## Start Data in this exercise

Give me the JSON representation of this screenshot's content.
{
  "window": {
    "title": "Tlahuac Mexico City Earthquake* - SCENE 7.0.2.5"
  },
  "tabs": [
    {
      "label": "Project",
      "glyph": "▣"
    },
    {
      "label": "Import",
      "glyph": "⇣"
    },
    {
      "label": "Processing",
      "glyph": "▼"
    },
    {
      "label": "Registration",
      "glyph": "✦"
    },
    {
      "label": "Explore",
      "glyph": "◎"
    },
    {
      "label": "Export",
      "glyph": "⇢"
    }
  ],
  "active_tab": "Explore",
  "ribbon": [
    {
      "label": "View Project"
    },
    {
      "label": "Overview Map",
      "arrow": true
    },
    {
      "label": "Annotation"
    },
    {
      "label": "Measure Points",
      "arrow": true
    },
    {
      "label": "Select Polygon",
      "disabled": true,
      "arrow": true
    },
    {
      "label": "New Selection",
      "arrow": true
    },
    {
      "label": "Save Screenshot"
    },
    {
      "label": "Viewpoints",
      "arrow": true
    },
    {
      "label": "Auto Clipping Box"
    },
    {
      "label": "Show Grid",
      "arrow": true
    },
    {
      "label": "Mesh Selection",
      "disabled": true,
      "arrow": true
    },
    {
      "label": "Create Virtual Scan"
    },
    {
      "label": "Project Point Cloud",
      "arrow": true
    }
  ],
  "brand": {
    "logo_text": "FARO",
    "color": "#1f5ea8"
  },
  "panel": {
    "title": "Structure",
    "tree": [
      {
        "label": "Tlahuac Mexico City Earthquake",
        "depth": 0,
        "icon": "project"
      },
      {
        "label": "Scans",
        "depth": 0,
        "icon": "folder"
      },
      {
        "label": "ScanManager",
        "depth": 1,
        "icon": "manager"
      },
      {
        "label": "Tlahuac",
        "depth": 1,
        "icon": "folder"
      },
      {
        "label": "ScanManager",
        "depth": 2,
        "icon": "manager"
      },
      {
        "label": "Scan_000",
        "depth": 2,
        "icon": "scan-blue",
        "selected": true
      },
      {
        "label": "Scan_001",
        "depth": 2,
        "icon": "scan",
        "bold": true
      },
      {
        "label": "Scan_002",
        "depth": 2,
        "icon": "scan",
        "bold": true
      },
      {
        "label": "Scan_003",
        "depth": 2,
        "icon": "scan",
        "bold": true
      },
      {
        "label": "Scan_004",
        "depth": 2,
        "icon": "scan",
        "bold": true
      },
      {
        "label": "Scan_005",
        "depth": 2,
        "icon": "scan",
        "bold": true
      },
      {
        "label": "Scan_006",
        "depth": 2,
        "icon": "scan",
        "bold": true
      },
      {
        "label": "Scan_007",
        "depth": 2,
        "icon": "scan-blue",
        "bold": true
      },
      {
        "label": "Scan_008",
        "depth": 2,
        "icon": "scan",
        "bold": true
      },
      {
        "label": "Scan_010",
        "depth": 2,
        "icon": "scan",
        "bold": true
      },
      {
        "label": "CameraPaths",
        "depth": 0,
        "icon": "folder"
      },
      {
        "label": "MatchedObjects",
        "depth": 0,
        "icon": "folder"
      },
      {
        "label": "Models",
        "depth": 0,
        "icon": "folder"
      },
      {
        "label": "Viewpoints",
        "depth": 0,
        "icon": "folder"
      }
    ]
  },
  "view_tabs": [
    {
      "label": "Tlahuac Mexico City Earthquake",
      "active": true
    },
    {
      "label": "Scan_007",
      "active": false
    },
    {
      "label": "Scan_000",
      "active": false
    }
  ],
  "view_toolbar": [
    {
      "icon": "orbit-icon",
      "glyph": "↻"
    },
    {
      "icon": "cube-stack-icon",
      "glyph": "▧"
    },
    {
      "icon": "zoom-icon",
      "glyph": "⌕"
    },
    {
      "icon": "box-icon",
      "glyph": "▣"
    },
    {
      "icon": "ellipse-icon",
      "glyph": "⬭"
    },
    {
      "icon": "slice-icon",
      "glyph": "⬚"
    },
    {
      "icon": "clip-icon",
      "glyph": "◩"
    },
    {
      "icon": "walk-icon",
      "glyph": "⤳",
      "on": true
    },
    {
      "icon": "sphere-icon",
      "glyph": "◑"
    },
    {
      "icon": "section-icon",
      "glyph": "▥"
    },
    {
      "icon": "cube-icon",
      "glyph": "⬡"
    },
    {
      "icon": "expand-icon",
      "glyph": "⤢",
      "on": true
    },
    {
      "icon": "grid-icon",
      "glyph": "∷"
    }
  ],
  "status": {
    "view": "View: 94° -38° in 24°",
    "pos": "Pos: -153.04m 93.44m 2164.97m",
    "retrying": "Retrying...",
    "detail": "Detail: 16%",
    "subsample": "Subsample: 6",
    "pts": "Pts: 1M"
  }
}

## End Data in this exercise

• What you should do: Retype all the records, matching them exactly.

• Response:
Give me the JSON representation of this screenshot's content.
{
  "window": {
    "title": "Tlahuac Mexico City Earthquake* - SCENE 7.0.2.5"
  },
  "tabs": [
    {
      "label": "Project",
      "glyph": "▣"
    },
    {
      "label": "Import",
      "glyph": "⇣"
    },
    {
      "label": "Processing",
      "glyph": "▼"
    },
    {
      "label": "Registration",
      "glyph": "✦"
    },
    {
      "label": "Explore",
      "glyph": "◎"
    },
    {
      "label": "Export",
      "glyph": "⇢"
    }
  ],
  "active_tab": "Explore",
  "ribbon": [
    {
      "label": "View Project"
    },
    {
      "label": "Overview Map",
      "arrow": true
    },
    {
      "label": "Annotation"
    },
    {
      "label": "Measure Points",
      "arrow": true
    },
    {
      "label": "Select Polygon",
      "disabled": true,
      "arrow": true
    },
    {
      "label": "New Selection",
      "arrow": true
    },
    {
      "label": "Save Screenshot"
    },
    {
      "label": "Viewpoints",
      "arrow": true
    },
    {
      "label": "Auto Clipping Box"
    },
    {
      "label": "Show Grid",
      "arrow": true
    },
    {
      "label": "Mesh Selection",
      "disabled": true,
      "arrow": true
    },
    {
      "label": "Create Virtual Scan"
    },
    {
      "label": "Project Point Cloud",
      "arrow": true
    }
  ],
  "brand": {
    "logo_text": "FARO",
    "color": "#1f5ea8"
  },
  "panel": {
    "title": "Structure",
    "tree": [
      {
        "label": "Tlahuac Mexico City Earthquake",
        "depth": 0,
        "icon": "project"
      },
      {
        "label": "Scans",
        "depth": 0,
        "icon": "folder"
      },
      {
        "label": "ScanManager",
        "depth": 1,
        "icon": "manager"
      },
      {
        "label": "Tlahuac",
        "depth": 1,
        "icon": "folder"
      },
      {
        "label": "ScanManager",
        "depth": 2,
        "icon": "manager"
      },
      {
        "label": "Scan_000",
        "depth": 2,
        "icon": "scan-blue",
        "selected": true
      },
      {
        "label": "Scan_001",
        "depth": 2,
        "icon": "scan",
        "bold": true
      },
      {
        "label": "Scan_002",
        "depth": 2,
        "icon": "scan",
        "bold": true
      },
      {
        "label": "Scan_003",
        "depth": 2,
        "icon": "scan",
        "bold": true
      },
      {
        "label": "Scan_004",
        "depth": 2,
        "icon": "scan",
        "bold": true
      },
      {
        "label": "Scan_005",
        "depth": 2,
        "icon": "scan",
        "bold": true
      },
      {
        "label": "Scan_006",
        "depth": 2,
        "icon": "scan",
        "bold": true
      },
      {
        "label": "Scan_007",
        "depth": 2,
        "icon": "scan-blue",
        "bold": true
      },
      {
        "label": "Scan_008",
        "depth": 2,
        "icon": "scan",
        "bold": true
      },
      {
        "label": "Scan_010",
        "depth": 2,
        "icon": "scan",
        "bold": true
      },
      {
        "label": "CameraPaths",
        "depth": 0,
        "icon": "folder"
      },
      {
        "label": "MatchedObjects",
        "depth": 0,
        "icon": "folder"
      },
      {
        "label": "Models",
        "depth": 0,
        "icon": "folder"
      },
      {
        "label": "Viewpoints",
        "depth": 0,
        "icon": "folder"
      }
    ]
  },
  "view_tabs": [
    {
      "label": "Tlahuac Mexico City Earthquake",
      "active": true
    },
    {
      "label": "Scan_007",
      "active": false
    },
    {
      "label": "Scan_000",
      "active": false
    }
  ],
  "view_toolbar": [
    {
      "icon": "orbit-icon",
      "glyph": "↻"
    },
    {
      "icon": "cube-stack-icon",
      "glyph": "▧"
    },
    {
      "icon": "zoom-icon",
      "glyph": "⌕"
    },
    {
      "icon": "box-icon",
      "glyph": "▣"
    },
    {
      "icon": "ellipse-icon",
      "glyph": "⬭"
    },
    {
      "icon": "slice-icon",
      "glyph": "⬚"
    },
    {
      "icon": "clip-icon",
      "glyph": "◩"
    },
    {
      "icon": "walk-icon",
      "glyph": "⤳",
      "on": true
    },
    {
      "icon": "sphere-icon",
      "glyph": "◑"
    },
    {
      "icon": "section-icon",
      "glyph": "▥"
    },
    {
      "icon": "cube-icon",
      "glyph": "⬡"
    },
    {
      "icon": "expand-icon",
      "glyph": "⤢",
      "on": true
    },
    {
      "icon": "grid-icon",
      "glyph": "∷"
    }
  ],
  "status": {
    "view": "View: 94° -38° in 24°",
    "pos": "Pos: -153.04m 93.44m 2164.97m",
    "retrying": "Retrying...",
    "detail": "Detail: 16%",
    "subsample": "Subsample: 6",
    "pts": "Pts: 1M"
  }
}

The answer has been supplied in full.